# What to do
Please report every line from the material that contains the word "Barometer".

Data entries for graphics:
# # # # # # #

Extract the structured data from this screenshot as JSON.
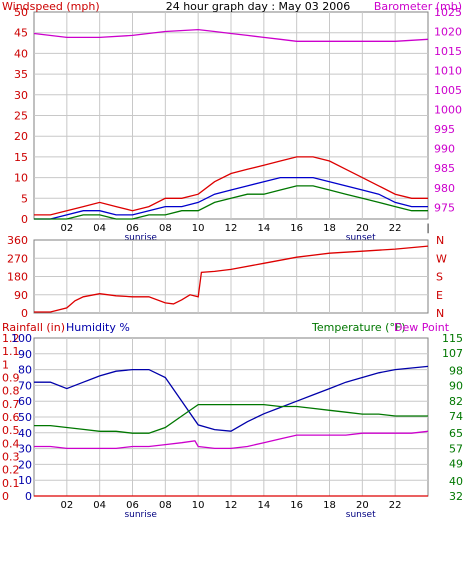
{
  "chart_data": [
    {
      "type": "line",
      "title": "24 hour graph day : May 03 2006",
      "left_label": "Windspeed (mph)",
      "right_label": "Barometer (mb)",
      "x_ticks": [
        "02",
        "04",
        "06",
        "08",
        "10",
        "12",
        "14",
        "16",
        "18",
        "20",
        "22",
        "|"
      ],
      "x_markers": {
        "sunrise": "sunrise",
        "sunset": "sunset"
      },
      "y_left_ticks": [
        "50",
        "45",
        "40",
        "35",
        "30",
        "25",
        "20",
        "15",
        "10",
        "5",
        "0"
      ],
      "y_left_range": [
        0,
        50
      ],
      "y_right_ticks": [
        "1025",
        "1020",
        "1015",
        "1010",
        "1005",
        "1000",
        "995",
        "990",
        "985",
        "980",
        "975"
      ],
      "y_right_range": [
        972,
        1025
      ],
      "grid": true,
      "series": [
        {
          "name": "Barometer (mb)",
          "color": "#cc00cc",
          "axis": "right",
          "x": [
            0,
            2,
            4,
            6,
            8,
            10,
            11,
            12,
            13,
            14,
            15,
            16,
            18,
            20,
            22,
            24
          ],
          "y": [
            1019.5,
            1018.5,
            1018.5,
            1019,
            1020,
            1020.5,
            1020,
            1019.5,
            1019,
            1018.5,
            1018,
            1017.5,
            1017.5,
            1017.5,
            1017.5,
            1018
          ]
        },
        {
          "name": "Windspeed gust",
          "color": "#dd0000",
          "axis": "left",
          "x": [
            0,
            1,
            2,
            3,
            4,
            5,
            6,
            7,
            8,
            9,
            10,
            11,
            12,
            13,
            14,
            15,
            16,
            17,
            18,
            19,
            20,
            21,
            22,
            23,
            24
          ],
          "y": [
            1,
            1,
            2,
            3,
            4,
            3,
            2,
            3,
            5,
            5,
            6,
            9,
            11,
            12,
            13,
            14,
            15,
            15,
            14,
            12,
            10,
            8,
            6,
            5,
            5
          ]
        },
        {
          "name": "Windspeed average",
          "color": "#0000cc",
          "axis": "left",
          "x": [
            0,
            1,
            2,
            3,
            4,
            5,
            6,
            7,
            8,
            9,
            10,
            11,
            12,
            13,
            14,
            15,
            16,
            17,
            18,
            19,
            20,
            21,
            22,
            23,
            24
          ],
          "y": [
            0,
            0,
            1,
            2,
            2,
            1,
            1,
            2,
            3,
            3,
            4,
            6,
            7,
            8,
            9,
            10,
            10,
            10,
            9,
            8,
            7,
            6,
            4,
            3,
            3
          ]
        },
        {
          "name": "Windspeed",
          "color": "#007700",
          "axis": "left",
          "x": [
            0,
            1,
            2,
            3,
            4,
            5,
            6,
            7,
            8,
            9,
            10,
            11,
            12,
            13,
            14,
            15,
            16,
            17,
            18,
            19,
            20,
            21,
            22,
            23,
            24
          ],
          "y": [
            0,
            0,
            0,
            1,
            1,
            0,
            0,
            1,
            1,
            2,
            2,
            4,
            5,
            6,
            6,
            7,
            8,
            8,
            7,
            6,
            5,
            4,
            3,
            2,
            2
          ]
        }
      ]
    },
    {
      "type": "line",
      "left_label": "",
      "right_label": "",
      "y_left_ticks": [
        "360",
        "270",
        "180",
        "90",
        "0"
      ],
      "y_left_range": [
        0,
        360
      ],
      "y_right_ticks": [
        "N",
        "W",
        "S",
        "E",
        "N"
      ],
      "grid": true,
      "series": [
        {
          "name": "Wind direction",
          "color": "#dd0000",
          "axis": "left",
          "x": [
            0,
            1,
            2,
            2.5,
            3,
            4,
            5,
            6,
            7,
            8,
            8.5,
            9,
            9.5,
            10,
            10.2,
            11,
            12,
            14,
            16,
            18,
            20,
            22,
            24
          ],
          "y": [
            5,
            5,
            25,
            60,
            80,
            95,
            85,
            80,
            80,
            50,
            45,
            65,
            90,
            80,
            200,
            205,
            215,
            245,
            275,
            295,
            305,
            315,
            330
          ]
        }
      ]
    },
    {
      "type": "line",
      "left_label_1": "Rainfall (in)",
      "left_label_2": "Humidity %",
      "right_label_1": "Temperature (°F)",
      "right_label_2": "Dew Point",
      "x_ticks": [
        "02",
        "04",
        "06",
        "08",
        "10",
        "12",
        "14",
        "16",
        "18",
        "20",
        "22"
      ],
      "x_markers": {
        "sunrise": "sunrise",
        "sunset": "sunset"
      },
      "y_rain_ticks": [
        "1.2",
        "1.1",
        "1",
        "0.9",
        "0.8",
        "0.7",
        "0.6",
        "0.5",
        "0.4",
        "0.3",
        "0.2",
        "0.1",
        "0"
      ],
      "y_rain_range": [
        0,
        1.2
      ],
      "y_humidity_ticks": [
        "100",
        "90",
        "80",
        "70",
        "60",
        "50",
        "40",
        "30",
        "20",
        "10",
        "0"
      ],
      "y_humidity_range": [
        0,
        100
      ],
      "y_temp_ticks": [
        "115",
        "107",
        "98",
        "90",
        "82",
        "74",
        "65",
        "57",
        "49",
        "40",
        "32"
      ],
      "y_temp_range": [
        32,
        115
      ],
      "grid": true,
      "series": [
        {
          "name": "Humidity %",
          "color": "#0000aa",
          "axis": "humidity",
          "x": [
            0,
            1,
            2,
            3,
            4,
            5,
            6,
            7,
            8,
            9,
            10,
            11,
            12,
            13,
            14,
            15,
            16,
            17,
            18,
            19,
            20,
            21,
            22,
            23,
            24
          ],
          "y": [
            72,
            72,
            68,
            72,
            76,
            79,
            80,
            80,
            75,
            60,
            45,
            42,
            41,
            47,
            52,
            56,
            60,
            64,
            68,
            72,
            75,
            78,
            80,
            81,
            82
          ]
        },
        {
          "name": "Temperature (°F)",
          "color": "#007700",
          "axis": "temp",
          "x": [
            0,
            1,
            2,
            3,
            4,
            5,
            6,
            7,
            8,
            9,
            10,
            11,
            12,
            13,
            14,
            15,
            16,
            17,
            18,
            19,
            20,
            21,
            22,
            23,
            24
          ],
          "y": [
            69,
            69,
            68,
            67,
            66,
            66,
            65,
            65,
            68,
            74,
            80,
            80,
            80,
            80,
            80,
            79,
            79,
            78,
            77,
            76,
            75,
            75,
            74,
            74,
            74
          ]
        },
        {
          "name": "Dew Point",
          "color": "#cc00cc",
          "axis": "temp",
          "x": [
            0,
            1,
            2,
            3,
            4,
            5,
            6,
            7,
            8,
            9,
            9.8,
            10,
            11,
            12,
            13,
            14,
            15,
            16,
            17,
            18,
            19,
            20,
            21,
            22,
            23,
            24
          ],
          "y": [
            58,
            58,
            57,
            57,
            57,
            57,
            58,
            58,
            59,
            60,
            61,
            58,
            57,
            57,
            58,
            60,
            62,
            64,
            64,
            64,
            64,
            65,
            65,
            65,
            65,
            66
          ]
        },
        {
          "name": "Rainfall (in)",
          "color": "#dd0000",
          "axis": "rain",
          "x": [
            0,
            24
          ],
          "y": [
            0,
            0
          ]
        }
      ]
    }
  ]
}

# # # # # # #

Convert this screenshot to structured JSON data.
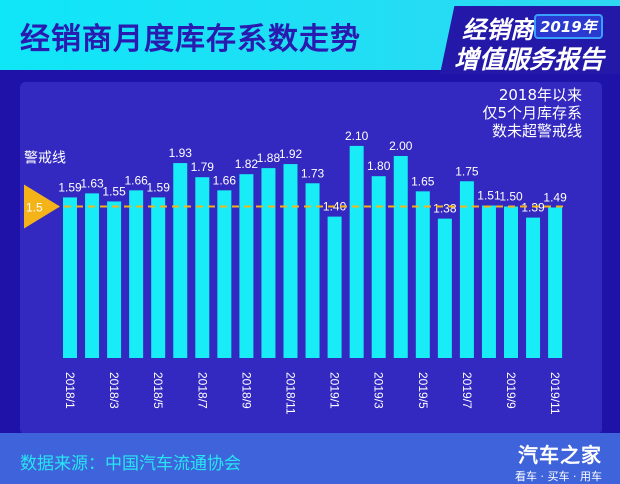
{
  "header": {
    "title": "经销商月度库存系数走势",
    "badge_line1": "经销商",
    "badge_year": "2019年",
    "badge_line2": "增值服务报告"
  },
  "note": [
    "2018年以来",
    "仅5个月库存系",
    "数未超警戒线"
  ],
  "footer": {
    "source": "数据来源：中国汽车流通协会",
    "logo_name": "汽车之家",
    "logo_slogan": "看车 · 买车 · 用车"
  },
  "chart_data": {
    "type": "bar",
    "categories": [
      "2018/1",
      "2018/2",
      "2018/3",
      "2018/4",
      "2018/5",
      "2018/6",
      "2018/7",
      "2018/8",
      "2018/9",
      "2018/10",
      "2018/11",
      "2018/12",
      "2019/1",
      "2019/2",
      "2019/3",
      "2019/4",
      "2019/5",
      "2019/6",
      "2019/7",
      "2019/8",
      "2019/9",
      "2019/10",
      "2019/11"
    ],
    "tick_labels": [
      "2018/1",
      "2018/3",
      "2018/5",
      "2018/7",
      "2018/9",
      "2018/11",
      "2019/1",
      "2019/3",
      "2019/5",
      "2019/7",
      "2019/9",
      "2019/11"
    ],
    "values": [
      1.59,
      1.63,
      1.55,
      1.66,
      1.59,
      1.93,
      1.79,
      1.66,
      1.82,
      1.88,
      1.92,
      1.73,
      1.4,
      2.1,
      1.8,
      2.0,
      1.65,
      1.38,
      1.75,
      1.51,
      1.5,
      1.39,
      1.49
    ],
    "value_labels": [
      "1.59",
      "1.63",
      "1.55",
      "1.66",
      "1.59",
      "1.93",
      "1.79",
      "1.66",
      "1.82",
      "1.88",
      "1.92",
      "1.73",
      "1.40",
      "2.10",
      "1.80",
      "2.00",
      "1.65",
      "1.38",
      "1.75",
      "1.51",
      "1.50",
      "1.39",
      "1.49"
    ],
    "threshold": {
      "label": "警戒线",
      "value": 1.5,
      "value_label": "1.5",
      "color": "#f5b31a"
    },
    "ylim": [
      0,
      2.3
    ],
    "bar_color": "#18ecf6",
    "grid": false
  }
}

# # # # # # #

# Output below
      "right_label": "Barometer (mb)",
          "name": "Barometer (mb)",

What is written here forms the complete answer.